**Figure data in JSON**

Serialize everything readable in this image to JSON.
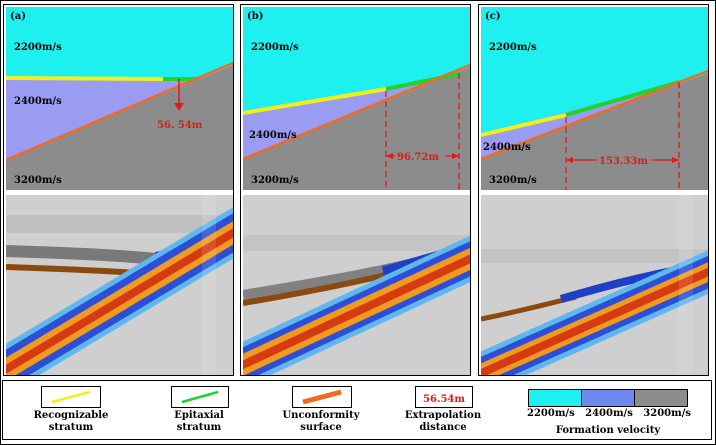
{
  "panels": [
    {
      "label": "(a)",
      "distance": "56. 54m"
    },
    {
      "label": "(b)",
      "distance": "96.72m"
    },
    {
      "label": "(c)",
      "distance": "153.33m"
    }
  ],
  "velocities": {
    "top": "2200m/s",
    "mid": "2400m/s",
    "bottom": "3200m/s"
  },
  "legend": {
    "recognizable": {
      "line1": "Recognizable",
      "line2": "stratum",
      "color": "#f3ef1d"
    },
    "epitaxial": {
      "line1": "Epitaxial",
      "line2": "stratum",
      "color": "#22d22c"
    },
    "unconformity": {
      "line1": "Unconformity",
      "line2": "surface",
      "color": "#f06a22"
    },
    "extrapolation": {
      "sample": "56.54m",
      "line1": "Extrapolation",
      "line2": "distance"
    },
    "formation": {
      "title": "Formation velocity",
      "v1": "2200m/s",
      "v2": "2400m/s",
      "v3": "3200m/s"
    }
  },
  "colors": {
    "cyan": "#1ef0f0",
    "violet": "#9a9cf2",
    "gray": "#8c8c8c",
    "red": "#e0191f"
  }
}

**What this task involves**
Nothing but the pictures may be dropped; output the records above exactly.

**Result**
Serialize everything readable in this image to JSON.
{
  "panels": [
    {
      "label": "(a)",
      "distance": "56. 54m"
    },
    {
      "label": "(b)",
      "distance": "96.72m"
    },
    {
      "label": "(c)",
      "distance": "153.33m"
    }
  ],
  "velocities": {
    "top": "2200m/s",
    "mid": "2400m/s",
    "bottom": "3200m/s"
  },
  "legend": {
    "recognizable": {
      "line1": "Recognizable",
      "line2": "stratum",
      "color": "#f3ef1d"
    },
    "epitaxial": {
      "line1": "Epitaxial",
      "line2": "stratum",
      "color": "#22d22c"
    },
    "unconformity": {
      "line1": "Unconformity",
      "line2": "surface",
      "color": "#f06a22"
    },
    "extrapolation": {
      "sample": "56.54m",
      "line1": "Extrapolation",
      "line2": "distance"
    },
    "formation": {
      "title": "Formation velocity",
      "v1": "2200m/s",
      "v2": "2400m/s",
      "v3": "3200m/s"
    }
  },
  "colors": {
    "cyan": "#1ef0f0",
    "violet": "#9a9cf2",
    "gray": "#8c8c8c",
    "red": "#e0191f"
  }
}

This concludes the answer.